[Instruction]
Reproduce the listing verbatim.

(Collected data)
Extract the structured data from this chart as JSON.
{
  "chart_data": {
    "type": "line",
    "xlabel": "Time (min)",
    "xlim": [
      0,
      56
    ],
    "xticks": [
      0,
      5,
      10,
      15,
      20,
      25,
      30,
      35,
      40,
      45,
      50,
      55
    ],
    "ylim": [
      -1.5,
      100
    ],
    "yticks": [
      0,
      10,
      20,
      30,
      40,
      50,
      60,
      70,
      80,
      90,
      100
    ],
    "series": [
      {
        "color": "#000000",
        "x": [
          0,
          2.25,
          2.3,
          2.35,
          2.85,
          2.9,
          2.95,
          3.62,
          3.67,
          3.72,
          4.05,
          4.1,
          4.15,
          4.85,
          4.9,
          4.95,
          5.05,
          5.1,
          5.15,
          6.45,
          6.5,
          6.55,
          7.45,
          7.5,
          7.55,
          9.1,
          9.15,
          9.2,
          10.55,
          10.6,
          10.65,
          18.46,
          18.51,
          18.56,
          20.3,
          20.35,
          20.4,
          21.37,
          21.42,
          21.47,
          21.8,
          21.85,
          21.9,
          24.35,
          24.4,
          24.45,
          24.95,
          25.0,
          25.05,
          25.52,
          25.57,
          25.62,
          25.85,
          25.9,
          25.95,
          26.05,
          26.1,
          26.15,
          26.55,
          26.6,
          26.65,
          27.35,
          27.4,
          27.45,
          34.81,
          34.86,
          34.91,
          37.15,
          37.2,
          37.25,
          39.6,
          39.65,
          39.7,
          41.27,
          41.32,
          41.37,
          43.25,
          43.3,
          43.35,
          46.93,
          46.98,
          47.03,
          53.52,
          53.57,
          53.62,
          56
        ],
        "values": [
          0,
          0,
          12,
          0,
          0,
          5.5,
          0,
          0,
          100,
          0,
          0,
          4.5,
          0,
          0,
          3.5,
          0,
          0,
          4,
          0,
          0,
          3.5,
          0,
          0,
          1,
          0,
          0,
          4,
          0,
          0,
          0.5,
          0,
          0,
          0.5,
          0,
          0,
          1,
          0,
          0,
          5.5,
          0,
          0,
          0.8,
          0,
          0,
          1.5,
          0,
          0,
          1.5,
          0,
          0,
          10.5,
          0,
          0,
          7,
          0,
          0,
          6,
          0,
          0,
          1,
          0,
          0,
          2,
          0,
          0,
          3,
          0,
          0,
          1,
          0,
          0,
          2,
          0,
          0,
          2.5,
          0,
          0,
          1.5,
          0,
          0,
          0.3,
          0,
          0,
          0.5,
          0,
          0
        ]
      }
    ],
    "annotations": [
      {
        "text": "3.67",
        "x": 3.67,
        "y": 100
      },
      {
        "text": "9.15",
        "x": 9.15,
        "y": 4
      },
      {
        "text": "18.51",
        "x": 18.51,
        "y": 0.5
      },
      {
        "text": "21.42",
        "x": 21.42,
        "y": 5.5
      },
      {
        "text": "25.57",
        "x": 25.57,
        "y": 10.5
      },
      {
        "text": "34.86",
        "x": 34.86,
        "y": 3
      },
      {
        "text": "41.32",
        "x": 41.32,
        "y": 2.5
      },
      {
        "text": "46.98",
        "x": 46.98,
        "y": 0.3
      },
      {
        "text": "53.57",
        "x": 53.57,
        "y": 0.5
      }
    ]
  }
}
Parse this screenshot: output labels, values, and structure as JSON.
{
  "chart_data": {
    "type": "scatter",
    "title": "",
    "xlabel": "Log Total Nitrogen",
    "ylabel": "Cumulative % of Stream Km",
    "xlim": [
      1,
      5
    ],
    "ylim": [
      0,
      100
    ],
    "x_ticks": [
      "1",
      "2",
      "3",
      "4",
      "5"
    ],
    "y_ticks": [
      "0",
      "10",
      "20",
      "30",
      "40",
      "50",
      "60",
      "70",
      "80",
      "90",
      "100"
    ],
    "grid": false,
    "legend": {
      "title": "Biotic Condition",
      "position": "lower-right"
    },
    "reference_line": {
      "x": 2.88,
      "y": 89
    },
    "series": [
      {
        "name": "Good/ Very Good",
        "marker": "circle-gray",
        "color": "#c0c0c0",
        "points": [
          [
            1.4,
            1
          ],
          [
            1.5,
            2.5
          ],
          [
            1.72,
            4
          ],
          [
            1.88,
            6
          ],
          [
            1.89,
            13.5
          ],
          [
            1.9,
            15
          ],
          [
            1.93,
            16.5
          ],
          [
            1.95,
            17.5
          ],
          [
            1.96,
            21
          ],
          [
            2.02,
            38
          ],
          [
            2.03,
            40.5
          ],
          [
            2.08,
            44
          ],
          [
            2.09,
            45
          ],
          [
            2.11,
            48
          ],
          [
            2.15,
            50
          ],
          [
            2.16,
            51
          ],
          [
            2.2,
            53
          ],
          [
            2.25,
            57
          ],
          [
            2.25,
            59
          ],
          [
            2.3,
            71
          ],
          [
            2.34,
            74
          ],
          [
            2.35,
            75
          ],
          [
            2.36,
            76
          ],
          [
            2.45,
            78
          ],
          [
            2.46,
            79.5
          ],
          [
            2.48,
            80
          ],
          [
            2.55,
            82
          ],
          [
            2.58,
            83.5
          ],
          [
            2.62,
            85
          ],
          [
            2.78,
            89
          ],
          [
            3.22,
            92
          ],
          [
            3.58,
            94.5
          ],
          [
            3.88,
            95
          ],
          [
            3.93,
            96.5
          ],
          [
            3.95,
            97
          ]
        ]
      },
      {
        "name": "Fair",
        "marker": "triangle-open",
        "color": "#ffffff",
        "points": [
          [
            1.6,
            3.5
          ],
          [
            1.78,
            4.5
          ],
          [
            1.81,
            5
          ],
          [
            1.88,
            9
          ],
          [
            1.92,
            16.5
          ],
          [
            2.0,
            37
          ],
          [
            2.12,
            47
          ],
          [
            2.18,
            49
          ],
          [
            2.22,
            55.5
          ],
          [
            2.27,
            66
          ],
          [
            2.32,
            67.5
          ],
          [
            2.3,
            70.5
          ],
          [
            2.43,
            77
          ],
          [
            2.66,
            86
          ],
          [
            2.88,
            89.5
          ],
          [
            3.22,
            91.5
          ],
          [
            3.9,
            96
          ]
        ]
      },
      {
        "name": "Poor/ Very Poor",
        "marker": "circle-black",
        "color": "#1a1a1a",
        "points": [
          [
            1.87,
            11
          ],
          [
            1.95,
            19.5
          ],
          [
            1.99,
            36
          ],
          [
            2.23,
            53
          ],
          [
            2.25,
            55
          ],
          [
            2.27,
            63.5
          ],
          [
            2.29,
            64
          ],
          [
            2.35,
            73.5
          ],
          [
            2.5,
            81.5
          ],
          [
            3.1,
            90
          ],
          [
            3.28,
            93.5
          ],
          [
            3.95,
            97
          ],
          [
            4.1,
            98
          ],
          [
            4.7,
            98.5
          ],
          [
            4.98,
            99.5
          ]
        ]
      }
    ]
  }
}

[Task solution]
Extract the structured data from this chart as JSON.
{
  "chart_data": {
    "type": "line",
    "xlabel": "Time (min)",
    "xlim": [
      0,
      56
    ],
    "xticks": [
      0,
      5,
      10,
      15,
      20,
      25,
      30,
      35,
      40,
      45,
      50,
      55
    ],
    "ylim": [
      -1.5,
      100
    ],
    "yticks": [
      0,
      10,
      20,
      30,
      40,
      50,
      60,
      70,
      80,
      90,
      100
    ],
    "series": [
      {
        "color": "#000000",
        "x": [
          0,
          2.25,
          2.3,
          2.35,
          2.85,
          2.9,
          2.95,
          3.62,
          3.67,
          3.72,
          4.05,
          4.1,
          4.15,
          4.85,
          4.9,
          4.95,
          5.05,
          5.1,
          5.15,
          6.45,
          6.5,
          6.55,
          7.45,
          7.5,
          7.55,
          9.1,
          9.15,
          9.2,
          10.55,
          10.6,
          10.65,
          18.46,
          18.51,
          18.56,
          20.3,
          20.35,
          20.4,
          21.37,
          21.42,
          21.47,
          21.8,
          21.85,
          21.9,
          24.35,
          24.4,
          24.45,
          24.95,
          25.0,
          25.05,
          25.52,
          25.57,
          25.62,
          25.85,
          25.9,
          25.95,
          26.05,
          26.1,
          26.15,
          26.55,
          26.6,
          26.65,
          27.35,
          27.4,
          27.45,
          34.81,
          34.86,
          34.91,
          37.15,
          37.2,
          37.25,
          39.6,
          39.65,
          39.7,
          41.27,
          41.32,
          41.37,
          43.25,
          43.3,
          43.35,
          46.93,
          46.98,
          47.03,
          53.52,
          53.57,
          53.62,
          56
        ],
        "values": [
          0,
          0,
          12,
          0,
          0,
          5.5,
          0,
          0,
          100,
          0,
          0,
          4.5,
          0,
          0,
          3.5,
          0,
          0,
          4,
          0,
          0,
          3.5,
          0,
          0,
          1,
          0,
          0,
          4,
          0,
          0,
          0.5,
          0,
          0,
          0.5,
          0,
          0,
          1,
          0,
          0,
          5.5,
          0,
          0,
          0.8,
          0,
          0,
          1.5,
          0,
          0,
          1.5,
          0,
          0,
          10.5,
          0,
          0,
          7,
          0,
          0,
          6,
          0,
          0,
          1,
          0,
          0,
          2,
          0,
          0,
          3,
          0,
          0,
          1,
          0,
          0,
          2,
          0,
          0,
          2.5,
          0,
          0,
          1.5,
          0,
          0,
          0.3,
          0,
          0,
          0.5,
          0,
          0
        ]
      }
    ],
    "annotations": [
      {
        "text": "3.67",
        "x": 3.67,
        "y": 100
      },
      {
        "text": "9.15",
        "x": 9.15,
        "y": 4
      },
      {
        "text": "18.51",
        "x": 18.51,
        "y": 0.5
      },
      {
        "text": "21.42",
        "x": 21.42,
        "y": 5.5
      },
      {
        "text": "25.57",
        "x": 25.57,
        "y": 10.5
      },
      {
        "text": "34.86",
        "x": 34.86,
        "y": 3
      },
      {
        "text": "41.32",
        "x": 41.32,
        "y": 2.5
      },
      {
        "text": "46.98",
        "x": 46.98,
        "y": 0.3
      },
      {
        "text": "53.57",
        "x": 53.57,
        "y": 0.5
      }
    ]
  }
}
Parse this screenshot: output labels, values, and structure as JSON.
{
  "chart_data": {
    "type": "scatter",
    "title": "",
    "xlabel": "Log Total Nitrogen",
    "ylabel": "Cumulative % of Stream Km",
    "xlim": [
      1,
      5
    ],
    "ylim": [
      0,
      100
    ],
    "x_ticks": [
      "1",
      "2",
      "3",
      "4",
      "5"
    ],
    "y_ticks": [
      "0",
      "10",
      "20",
      "30",
      "40",
      "50",
      "60",
      "70",
      "80",
      "90",
      "100"
    ],
    "grid": false,
    "legend": {
      "title": "Biotic Condition",
      "position": "lower-right"
    },
    "reference_line": {
      "x": 2.88,
      "y": 89
    },
    "series": [
      {
        "name": "Good/ Very Good",
        "marker": "circle-gray",
        "color": "#c0c0c0",
        "points": [
          [
            1.4,
            1
          ],
          [
            1.5,
            2.5
          ],
          [
            1.72,
            4
          ],
          [
            1.88,
            6
          ],
          [
            1.89,
            13.5
          ],
          [
            1.9,
            15
          ],
          [
            1.93,
            16.5
          ],
          [
            1.95,
            17.5
          ],
          [
            1.96,
            21
          ],
          [
            2.02,
            38
          ],
          [
            2.03,
            40.5
          ],
          [
            2.08,
            44
          ],
          [
            2.09,
            45
          ],
          [
            2.11,
            48
          ],
          [
            2.15,
            50
          ],
          [
            2.16,
            51
          ],
          [
            2.2,
            53
          ],
          [
            2.25,
            57
          ],
          [
            2.25,
            59
          ],
          [
            2.3,
            71
          ],
          [
            2.34,
            74
          ],
          [
            2.35,
            75
          ],
          [
            2.36,
            76
          ],
          [
            2.45,
            78
          ],
          [
            2.46,
            79.5
          ],
          [
            2.48,
            80
          ],
          [
            2.55,
            82
          ],
          [
            2.58,
            83.5
          ],
          [
            2.62,
            85
          ],
          [
            2.78,
            89
          ],
          [
            3.22,
            92
          ],
          [
            3.58,
            94.5
          ],
          [
            3.88,
            95
          ],
          [
            3.93,
            96.5
          ],
          [
            3.95,
            97
          ]
        ]
      },
      {
        "name": "Fair",
        "marker": "triangle-open",
        "color": "#ffffff",
        "points": [
          [
            1.6,
            3.5
          ],
          [
            1.78,
            4.5
          ],
          [
            1.81,
            5
          ],
          [
            1.88,
            9
          ],
          [
            1.92,
            16.5
          ],
          [
            2.0,
            37
          ],
          [
            2.12,
            47
          ],
          [
            2.18,
            49
          ],
          [
            2.22,
            55.5
          ],
          [
            2.27,
            66
          ],
          [
            2.32,
            67.5
          ],
          [
            2.3,
            70.5
          ],
          [
            2.43,
            77
          ],
          [
            2.66,
            86
          ],
          [
            2.88,
            89.5
          ],
          [
            3.22,
            91.5
          ],
          [
            3.9,
            96
          ]
        ]
      },
      {
        "name": "Poor/ Very Poor",
        "marker": "circle-black",
        "color": "#1a1a1a",
        "points": [
          [
            1.87,
            11
          ],
          [
            1.95,
            19.5
          ],
          [
            1.99,
            36
          ],
          [
            2.23,
            53
          ],
          [
            2.25,
            55
          ],
          [
            2.27,
            63.5
          ],
          [
            2.29,
            64
          ],
          [
            2.35,
            73.5
          ],
          [
            2.5,
            81.5
          ],
          [
            3.1,
            90
          ],
          [
            3.28,
            93.5
          ],
          [
            3.95,
            97
          ],
          [
            4.1,
            98
          ],
          [
            4.7,
            98.5
          ],
          [
            4.98,
            99.5
          ]
        ]
      }
    ]
  }
}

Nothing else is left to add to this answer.